Say how many lines include the word "name". Reply with nothing but the number.

———

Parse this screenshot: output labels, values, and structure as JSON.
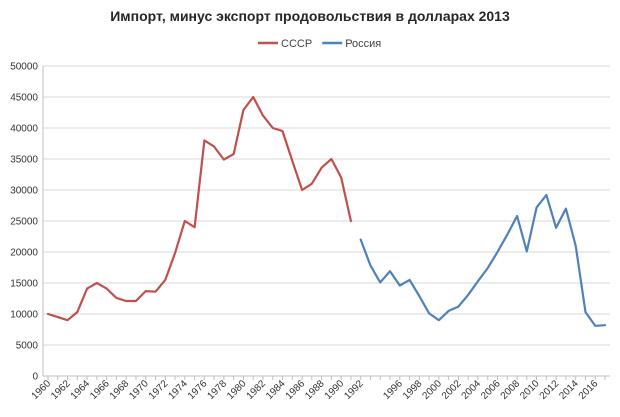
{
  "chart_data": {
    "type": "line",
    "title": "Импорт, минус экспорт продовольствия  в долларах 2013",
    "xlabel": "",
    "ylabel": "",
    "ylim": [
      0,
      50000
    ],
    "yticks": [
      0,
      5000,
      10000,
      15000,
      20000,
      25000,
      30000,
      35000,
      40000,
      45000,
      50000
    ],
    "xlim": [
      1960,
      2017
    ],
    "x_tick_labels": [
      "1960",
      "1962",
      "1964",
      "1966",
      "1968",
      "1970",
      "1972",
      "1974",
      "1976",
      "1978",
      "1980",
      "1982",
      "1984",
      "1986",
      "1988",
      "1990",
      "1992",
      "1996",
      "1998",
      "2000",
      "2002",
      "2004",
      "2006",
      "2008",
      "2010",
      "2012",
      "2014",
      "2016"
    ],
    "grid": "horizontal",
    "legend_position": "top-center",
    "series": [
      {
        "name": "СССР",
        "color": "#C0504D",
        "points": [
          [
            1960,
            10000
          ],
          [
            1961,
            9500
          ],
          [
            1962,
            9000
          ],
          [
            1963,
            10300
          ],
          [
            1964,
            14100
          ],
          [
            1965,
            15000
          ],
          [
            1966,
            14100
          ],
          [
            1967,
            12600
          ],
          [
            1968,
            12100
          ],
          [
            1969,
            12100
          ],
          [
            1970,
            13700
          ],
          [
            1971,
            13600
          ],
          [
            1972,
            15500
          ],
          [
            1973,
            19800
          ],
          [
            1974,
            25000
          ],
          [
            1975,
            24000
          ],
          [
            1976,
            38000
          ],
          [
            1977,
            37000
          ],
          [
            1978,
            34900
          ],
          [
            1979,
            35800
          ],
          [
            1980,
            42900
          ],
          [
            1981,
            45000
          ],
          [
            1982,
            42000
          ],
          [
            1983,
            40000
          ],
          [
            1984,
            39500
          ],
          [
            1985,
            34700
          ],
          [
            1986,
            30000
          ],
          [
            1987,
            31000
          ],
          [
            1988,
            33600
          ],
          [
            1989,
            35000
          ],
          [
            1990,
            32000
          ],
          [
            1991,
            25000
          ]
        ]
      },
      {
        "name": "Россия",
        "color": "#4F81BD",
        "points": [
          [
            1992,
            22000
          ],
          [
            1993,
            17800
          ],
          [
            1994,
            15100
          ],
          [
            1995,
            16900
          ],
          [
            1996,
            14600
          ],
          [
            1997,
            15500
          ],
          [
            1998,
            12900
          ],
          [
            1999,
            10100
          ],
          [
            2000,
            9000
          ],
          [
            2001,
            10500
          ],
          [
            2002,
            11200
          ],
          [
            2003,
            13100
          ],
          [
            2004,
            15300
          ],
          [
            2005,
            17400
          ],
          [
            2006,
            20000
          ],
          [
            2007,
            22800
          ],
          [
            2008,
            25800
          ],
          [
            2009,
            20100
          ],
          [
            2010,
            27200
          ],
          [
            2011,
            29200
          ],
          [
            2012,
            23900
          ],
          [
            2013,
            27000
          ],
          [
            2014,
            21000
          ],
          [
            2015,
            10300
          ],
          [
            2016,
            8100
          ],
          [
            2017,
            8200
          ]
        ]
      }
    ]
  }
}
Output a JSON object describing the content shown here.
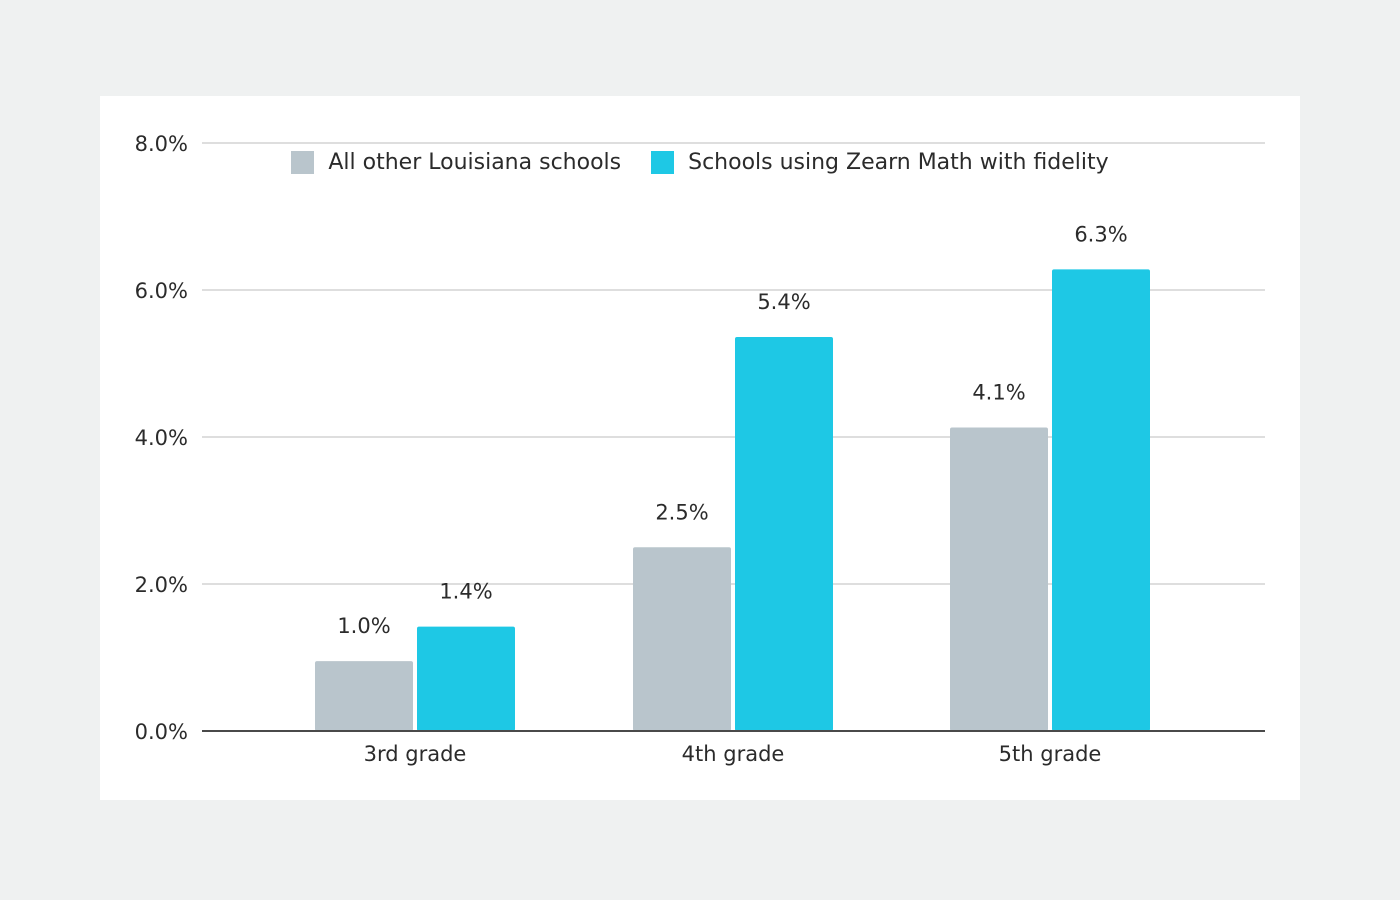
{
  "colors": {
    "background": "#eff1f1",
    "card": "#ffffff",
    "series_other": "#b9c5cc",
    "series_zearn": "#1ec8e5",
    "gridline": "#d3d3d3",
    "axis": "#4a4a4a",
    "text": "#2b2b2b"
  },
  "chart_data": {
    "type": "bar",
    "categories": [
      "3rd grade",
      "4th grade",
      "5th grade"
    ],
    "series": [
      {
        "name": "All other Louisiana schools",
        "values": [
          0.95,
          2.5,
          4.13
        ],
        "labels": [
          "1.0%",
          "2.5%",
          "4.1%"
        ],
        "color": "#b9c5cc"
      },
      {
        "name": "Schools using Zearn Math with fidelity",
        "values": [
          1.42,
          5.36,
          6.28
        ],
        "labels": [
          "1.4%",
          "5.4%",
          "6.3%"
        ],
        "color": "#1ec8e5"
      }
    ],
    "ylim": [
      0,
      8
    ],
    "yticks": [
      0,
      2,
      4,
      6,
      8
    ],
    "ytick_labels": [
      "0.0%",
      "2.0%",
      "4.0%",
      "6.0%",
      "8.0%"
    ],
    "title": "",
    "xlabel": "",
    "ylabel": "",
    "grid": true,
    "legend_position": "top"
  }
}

———

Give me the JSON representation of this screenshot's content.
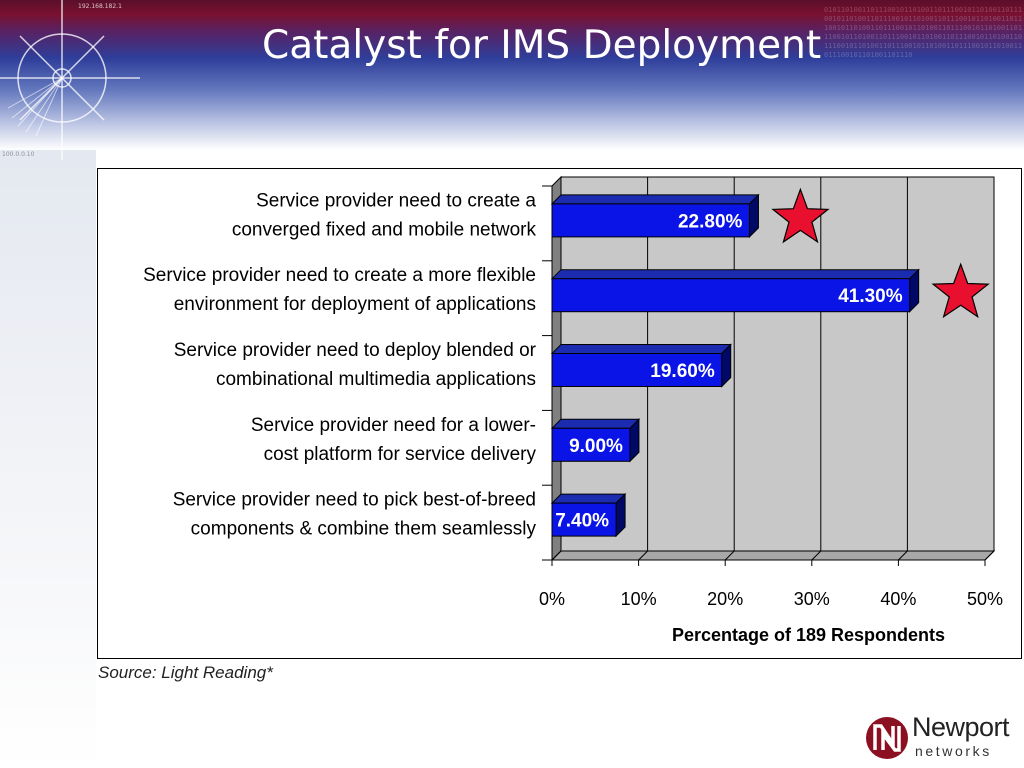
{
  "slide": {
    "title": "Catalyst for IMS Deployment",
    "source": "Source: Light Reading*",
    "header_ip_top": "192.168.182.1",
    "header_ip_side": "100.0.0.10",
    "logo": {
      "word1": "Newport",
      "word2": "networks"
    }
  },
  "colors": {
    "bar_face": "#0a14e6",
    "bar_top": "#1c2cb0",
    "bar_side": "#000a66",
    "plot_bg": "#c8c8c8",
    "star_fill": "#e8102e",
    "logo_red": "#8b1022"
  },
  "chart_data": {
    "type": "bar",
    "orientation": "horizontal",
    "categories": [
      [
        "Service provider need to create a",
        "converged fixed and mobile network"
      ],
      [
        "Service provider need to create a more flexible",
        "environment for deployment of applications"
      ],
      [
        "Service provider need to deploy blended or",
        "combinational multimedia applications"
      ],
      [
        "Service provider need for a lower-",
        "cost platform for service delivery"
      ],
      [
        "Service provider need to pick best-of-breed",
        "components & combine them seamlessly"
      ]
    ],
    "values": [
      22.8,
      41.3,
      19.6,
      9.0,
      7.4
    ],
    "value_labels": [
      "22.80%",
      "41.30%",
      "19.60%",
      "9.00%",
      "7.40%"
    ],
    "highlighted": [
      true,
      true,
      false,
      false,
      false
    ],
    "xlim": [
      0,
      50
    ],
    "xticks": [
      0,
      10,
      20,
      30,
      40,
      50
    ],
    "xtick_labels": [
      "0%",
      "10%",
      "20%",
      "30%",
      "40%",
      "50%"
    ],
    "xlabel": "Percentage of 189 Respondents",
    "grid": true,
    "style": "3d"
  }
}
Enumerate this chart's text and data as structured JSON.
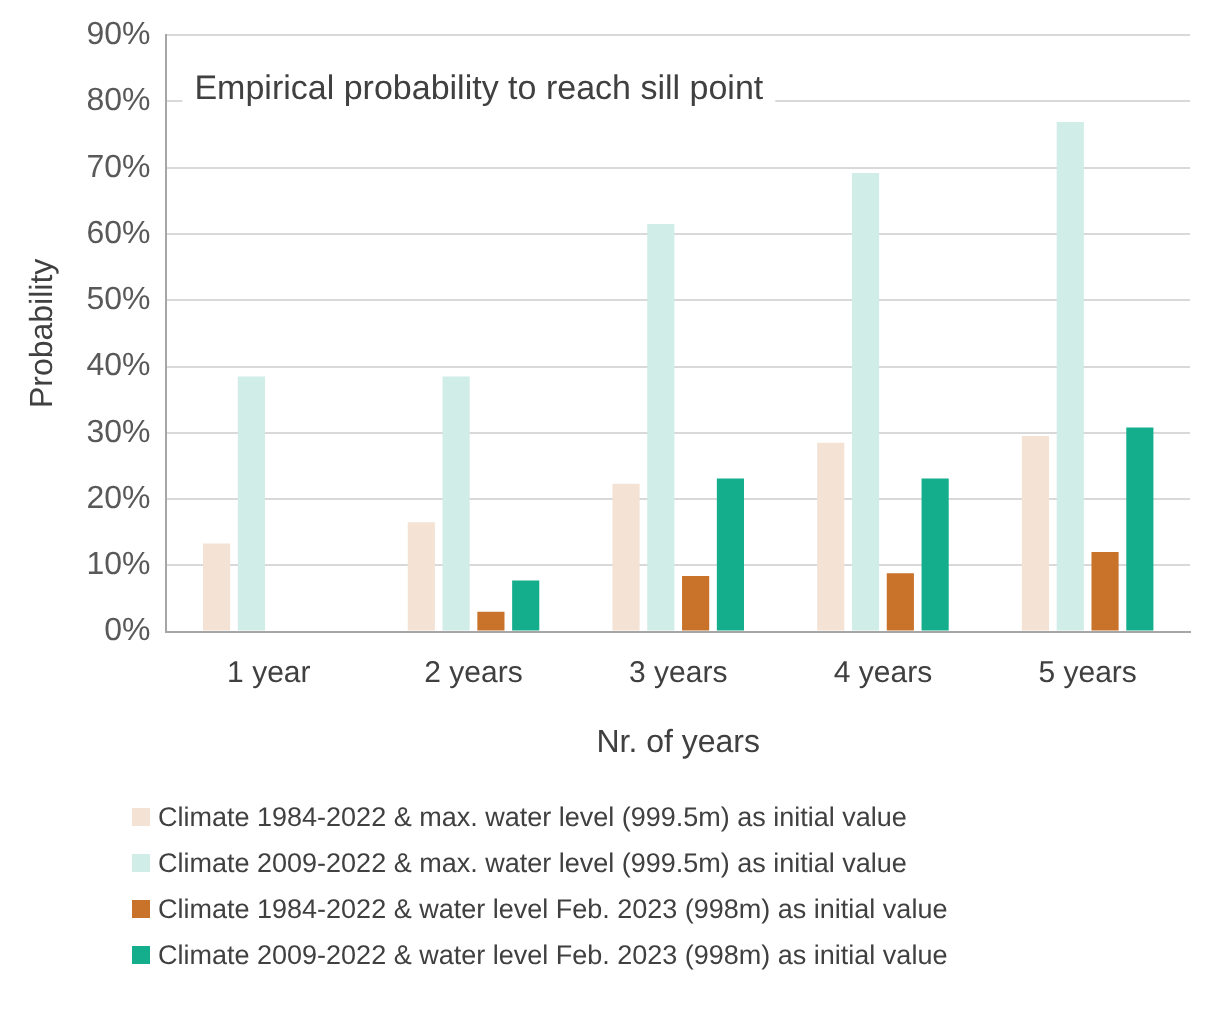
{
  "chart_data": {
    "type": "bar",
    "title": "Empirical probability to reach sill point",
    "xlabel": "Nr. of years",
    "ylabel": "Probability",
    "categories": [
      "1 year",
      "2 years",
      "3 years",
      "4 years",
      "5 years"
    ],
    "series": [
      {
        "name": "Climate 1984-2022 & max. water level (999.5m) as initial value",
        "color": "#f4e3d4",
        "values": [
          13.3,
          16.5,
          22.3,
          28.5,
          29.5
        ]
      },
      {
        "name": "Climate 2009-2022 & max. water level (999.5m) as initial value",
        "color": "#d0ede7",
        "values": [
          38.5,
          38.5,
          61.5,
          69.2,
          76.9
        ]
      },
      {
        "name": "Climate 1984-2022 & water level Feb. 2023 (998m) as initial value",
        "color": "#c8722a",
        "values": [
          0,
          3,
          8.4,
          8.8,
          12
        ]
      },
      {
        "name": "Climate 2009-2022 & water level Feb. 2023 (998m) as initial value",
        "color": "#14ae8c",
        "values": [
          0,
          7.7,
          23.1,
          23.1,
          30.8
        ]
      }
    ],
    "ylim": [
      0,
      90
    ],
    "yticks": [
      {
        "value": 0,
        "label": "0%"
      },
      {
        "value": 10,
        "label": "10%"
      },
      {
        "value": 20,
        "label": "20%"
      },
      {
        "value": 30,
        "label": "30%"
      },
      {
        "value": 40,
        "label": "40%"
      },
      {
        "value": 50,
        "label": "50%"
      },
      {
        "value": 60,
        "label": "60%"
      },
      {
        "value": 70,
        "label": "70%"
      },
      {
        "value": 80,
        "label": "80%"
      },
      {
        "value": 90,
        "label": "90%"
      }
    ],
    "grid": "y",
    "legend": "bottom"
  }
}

———

● **PROBLEM SOLUTION**
8